*TASK DETAILS*:
Answer with one number: how many lines have "kill".

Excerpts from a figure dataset
-- Start --
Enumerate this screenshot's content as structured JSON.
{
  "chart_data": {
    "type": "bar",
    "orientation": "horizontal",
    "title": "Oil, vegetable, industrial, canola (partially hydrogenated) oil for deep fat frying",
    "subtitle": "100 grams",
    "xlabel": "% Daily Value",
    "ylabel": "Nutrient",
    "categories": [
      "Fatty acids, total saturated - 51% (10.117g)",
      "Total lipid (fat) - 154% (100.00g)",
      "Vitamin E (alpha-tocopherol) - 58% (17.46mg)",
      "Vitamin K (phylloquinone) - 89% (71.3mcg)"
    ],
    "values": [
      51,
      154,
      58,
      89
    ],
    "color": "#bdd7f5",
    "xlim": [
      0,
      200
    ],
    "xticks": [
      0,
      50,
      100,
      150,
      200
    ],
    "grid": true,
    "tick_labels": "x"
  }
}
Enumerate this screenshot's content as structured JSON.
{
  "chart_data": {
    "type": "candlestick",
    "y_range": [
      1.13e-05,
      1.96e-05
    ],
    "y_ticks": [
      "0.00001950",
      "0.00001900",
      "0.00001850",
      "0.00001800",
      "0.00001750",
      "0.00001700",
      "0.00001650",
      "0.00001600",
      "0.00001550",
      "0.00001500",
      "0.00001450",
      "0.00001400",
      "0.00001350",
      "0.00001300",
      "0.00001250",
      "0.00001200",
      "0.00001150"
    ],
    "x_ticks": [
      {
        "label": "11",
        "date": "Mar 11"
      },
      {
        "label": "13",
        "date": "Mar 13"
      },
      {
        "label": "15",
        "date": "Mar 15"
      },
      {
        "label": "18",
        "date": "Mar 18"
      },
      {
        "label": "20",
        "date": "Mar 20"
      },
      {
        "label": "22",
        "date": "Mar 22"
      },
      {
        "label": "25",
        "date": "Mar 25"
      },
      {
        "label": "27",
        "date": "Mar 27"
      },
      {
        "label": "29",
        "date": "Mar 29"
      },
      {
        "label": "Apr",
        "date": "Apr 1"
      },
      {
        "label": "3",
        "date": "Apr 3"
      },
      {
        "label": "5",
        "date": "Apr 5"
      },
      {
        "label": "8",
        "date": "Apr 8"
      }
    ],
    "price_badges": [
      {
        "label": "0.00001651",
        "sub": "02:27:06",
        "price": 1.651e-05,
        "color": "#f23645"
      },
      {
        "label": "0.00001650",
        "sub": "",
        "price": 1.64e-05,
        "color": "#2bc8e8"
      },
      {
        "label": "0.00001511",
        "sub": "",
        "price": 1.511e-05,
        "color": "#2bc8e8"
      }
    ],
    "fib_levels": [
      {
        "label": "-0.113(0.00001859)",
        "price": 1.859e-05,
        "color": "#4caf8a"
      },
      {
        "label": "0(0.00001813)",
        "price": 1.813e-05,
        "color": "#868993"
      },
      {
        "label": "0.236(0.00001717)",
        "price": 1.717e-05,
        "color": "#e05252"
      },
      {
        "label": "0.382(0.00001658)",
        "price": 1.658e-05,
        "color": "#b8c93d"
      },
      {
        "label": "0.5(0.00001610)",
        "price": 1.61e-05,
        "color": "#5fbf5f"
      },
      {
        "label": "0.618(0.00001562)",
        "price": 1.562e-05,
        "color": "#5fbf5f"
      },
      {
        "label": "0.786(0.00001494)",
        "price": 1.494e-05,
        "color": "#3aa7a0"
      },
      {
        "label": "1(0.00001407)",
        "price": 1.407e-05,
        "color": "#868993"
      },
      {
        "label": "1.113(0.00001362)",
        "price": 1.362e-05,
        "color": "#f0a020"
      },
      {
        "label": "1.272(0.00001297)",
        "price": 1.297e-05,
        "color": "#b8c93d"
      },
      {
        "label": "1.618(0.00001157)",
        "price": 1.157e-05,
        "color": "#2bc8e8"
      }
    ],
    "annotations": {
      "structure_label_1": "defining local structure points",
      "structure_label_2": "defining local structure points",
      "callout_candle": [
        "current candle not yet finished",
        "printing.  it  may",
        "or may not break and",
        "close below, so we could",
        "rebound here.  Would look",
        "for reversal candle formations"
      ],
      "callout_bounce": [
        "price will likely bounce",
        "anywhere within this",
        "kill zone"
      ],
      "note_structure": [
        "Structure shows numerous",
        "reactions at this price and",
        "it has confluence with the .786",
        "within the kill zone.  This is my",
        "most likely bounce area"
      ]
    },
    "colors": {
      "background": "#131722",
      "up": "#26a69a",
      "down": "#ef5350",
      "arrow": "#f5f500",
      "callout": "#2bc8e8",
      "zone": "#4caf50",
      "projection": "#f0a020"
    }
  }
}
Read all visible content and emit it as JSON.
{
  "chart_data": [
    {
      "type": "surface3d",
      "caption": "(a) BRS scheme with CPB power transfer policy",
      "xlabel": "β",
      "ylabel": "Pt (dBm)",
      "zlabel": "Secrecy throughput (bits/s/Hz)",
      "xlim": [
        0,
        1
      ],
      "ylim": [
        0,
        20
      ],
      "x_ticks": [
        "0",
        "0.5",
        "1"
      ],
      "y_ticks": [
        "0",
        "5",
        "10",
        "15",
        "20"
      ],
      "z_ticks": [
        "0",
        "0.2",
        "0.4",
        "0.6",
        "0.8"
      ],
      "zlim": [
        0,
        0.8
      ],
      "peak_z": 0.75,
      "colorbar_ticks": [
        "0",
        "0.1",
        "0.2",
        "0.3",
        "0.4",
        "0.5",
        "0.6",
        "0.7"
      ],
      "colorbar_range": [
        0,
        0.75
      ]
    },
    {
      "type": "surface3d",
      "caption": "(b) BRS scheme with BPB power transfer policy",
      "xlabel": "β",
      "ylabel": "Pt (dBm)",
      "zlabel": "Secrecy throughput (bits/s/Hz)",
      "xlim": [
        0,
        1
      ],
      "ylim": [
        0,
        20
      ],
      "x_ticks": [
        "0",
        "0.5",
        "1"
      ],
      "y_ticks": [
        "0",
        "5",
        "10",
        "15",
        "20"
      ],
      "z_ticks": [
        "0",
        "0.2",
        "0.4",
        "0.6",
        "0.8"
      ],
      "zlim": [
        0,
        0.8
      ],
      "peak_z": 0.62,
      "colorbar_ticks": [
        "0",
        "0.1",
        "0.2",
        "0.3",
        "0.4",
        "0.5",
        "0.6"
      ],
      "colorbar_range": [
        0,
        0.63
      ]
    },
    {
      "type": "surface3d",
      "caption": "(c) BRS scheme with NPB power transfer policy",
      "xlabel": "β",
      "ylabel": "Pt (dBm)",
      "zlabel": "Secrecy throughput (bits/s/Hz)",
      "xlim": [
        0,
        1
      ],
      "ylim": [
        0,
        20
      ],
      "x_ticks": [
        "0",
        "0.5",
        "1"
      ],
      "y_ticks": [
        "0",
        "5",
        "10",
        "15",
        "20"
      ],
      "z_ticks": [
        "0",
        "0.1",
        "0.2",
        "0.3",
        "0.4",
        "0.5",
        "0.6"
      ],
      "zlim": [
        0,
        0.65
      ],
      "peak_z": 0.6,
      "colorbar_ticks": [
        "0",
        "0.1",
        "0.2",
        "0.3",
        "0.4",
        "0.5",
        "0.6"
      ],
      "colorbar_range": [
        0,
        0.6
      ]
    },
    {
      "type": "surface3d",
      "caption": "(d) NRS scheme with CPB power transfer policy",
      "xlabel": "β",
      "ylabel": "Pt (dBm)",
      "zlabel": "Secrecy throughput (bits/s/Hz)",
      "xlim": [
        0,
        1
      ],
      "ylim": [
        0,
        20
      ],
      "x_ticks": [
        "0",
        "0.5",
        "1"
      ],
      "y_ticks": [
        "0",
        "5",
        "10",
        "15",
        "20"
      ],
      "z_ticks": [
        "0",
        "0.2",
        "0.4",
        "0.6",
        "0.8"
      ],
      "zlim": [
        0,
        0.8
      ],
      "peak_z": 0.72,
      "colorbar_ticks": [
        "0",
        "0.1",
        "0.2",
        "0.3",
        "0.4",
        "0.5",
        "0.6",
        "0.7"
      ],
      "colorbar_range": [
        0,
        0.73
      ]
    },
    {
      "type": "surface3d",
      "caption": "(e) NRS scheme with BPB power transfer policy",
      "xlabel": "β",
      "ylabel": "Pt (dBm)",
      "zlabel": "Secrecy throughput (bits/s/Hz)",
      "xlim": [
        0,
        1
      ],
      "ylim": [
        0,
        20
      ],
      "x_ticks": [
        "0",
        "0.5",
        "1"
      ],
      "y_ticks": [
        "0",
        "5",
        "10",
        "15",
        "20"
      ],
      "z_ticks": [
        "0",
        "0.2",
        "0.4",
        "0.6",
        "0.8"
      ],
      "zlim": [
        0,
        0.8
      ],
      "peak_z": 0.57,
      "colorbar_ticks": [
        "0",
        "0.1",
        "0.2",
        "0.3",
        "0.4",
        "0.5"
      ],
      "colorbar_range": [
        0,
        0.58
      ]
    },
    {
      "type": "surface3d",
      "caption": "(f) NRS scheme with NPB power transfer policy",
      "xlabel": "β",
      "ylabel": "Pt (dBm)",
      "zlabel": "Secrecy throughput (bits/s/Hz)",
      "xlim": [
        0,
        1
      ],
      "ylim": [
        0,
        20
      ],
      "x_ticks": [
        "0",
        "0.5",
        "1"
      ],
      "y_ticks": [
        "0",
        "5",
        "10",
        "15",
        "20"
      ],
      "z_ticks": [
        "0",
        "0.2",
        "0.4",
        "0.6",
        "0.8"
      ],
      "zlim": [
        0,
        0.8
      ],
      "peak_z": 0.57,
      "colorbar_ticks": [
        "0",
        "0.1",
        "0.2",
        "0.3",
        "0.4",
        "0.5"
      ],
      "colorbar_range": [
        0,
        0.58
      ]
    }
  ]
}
-- End --
*TASK OUTPUT*:
2